## BEGIN Listed entries
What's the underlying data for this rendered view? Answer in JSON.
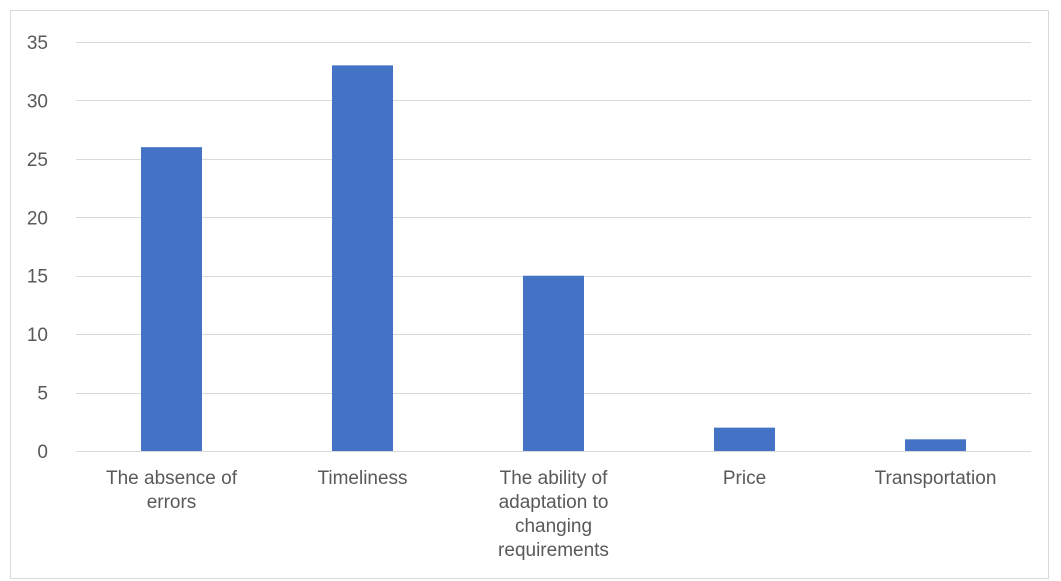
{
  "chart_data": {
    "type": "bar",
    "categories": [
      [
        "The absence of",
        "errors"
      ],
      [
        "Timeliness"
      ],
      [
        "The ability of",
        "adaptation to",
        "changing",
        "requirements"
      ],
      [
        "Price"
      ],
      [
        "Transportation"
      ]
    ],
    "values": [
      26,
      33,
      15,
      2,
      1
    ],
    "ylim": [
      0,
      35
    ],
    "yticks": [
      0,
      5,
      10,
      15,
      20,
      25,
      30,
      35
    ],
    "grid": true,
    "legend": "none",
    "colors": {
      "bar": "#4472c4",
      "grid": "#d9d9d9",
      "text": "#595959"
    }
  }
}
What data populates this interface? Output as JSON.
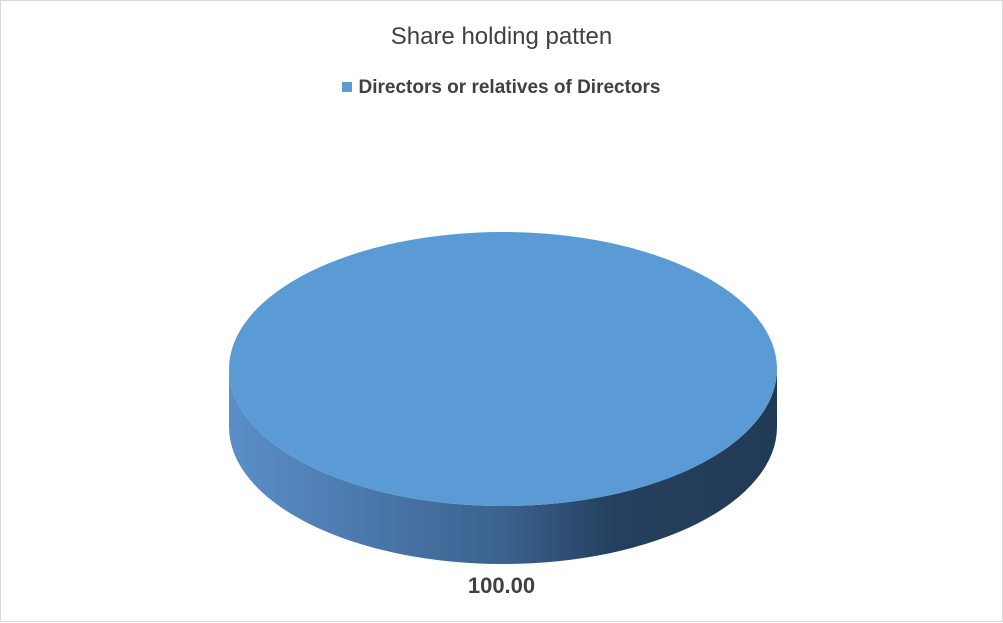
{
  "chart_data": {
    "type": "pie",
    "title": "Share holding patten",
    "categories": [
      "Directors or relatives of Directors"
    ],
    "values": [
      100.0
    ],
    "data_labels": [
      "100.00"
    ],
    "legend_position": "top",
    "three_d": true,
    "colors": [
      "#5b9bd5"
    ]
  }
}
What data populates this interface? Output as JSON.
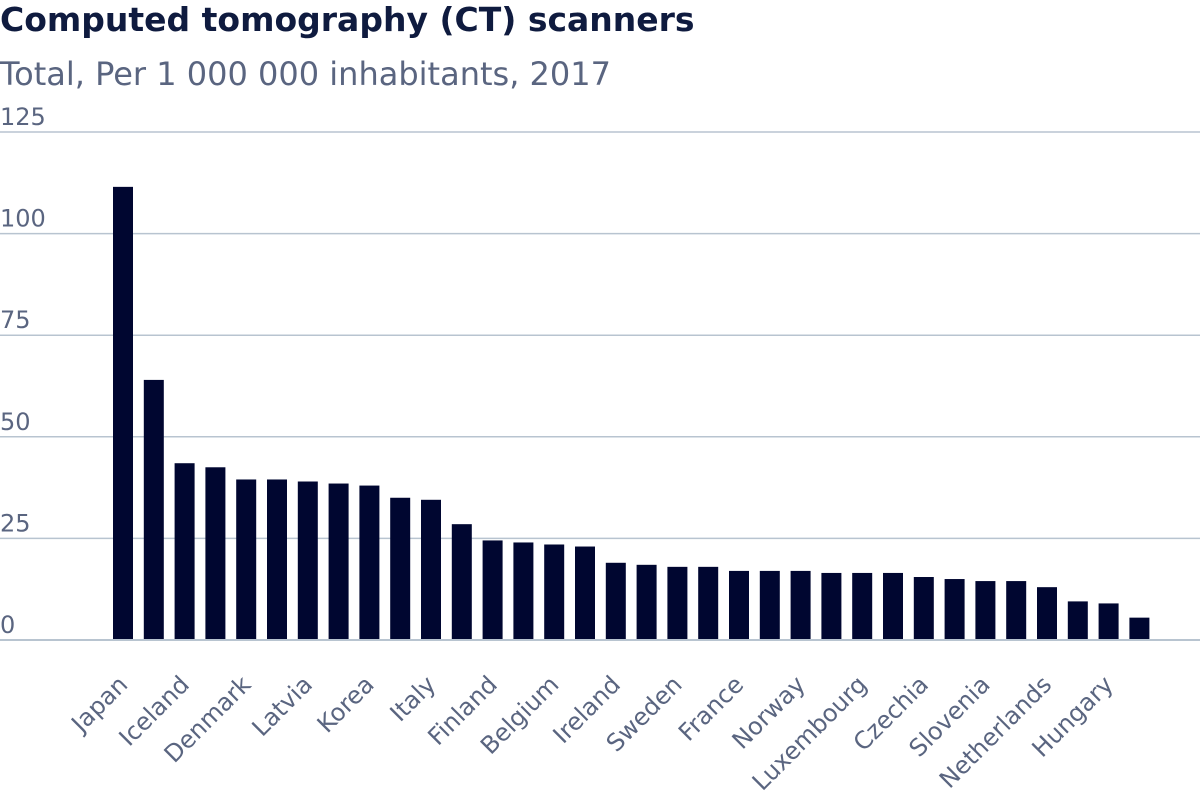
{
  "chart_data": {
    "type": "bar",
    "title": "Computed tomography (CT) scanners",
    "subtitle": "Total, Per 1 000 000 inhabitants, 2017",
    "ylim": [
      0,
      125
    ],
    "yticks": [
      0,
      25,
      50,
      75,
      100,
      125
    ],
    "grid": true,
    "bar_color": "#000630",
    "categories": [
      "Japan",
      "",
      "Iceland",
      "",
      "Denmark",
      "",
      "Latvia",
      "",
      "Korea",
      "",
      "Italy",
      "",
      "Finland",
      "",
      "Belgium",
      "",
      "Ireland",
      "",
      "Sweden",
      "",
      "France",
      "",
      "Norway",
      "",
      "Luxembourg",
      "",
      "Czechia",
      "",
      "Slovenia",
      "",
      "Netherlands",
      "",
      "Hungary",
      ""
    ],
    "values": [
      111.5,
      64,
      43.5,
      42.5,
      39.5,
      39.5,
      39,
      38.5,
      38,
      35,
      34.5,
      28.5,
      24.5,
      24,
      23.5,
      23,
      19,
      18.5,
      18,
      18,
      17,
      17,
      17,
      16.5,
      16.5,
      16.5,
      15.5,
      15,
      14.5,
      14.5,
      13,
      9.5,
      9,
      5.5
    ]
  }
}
## END Listed entries
#### Given task:
With the pictures left out, transcribe the material exactly.

#### Task solution:
What's the underlying data for this rendered view? Answer in JSON.
{
  "chart_data": {
    "type": "bar",
    "categories": [
      [
        "The absence of",
        "errors"
      ],
      [
        "Timeliness"
      ],
      [
        "The ability of",
        "adaptation to",
        "changing",
        "requirements"
      ],
      [
        "Price"
      ],
      [
        "Transportation"
      ]
    ],
    "values": [
      26,
      33,
      15,
      2,
      1
    ],
    "ylim": [
      0,
      35
    ],
    "yticks": [
      0,
      5,
      10,
      15,
      20,
      25,
      30,
      35
    ],
    "grid": true,
    "legend": "none",
    "colors": {
      "bar": "#4472c4",
      "grid": "#d9d9d9",
      "text": "#595959"
    }
  }
}
What data populates this interface? Output as JSON.
{
  "chart_data": {
    "type": "pie",
    "title": "Share holding patten",
    "categories": [
      "Directors or relatives of Directors"
    ],
    "values": [
      100.0
    ],
    "data_labels": [
      "100.00"
    ],
    "legend_position": "top",
    "three_d": true,
    "colors": [
      "#5b9bd5"
    ]
  }
}
What data populates this interface? Output as JSON.
{
  "chart_data": {
    "type": "bar",
    "title": "Computed tomography (CT) scanners",
    "subtitle": "Total, Per 1 000 000 inhabitants, 2017",
    "ylim": [
      0,
      125
    ],
    "yticks": [
      0,
      25,
      50,
      75,
      100,
      125
    ],
    "grid": true,
    "bar_color": "#000630",
    "categories": [
      "Japan",
      "",
      "Iceland",
      "",
      "Denmark",
      "",
      "Latvia",
      "",
      "Korea",
      "",
      "Italy",
      "",
      "Finland",
      "",
      "Belgium",
      "",
      "Ireland",
      "",
      "Sweden",
      "",
      "France",
      "",
      "Norway",
      "",
      "Luxembourg",
      "",
      "Czechia",
      "",
      "Slovenia",
      "",
      "Netherlands",
      "",
      "Hungary",
      ""
    ],
    "values": [
      111.5,
      64,
      43.5,
      42.5,
      39.5,
      39.5,
      39,
      38.5,
      38,
      35,
      34.5,
      28.5,
      24.5,
      24,
      23.5,
      23,
      19,
      18.5,
      18,
      18,
      17,
      17,
      17,
      16.5,
      16.5,
      16.5,
      15.5,
      15,
      14.5,
      14.5,
      13,
      9.5,
      9,
      5.5
    ]
  }
}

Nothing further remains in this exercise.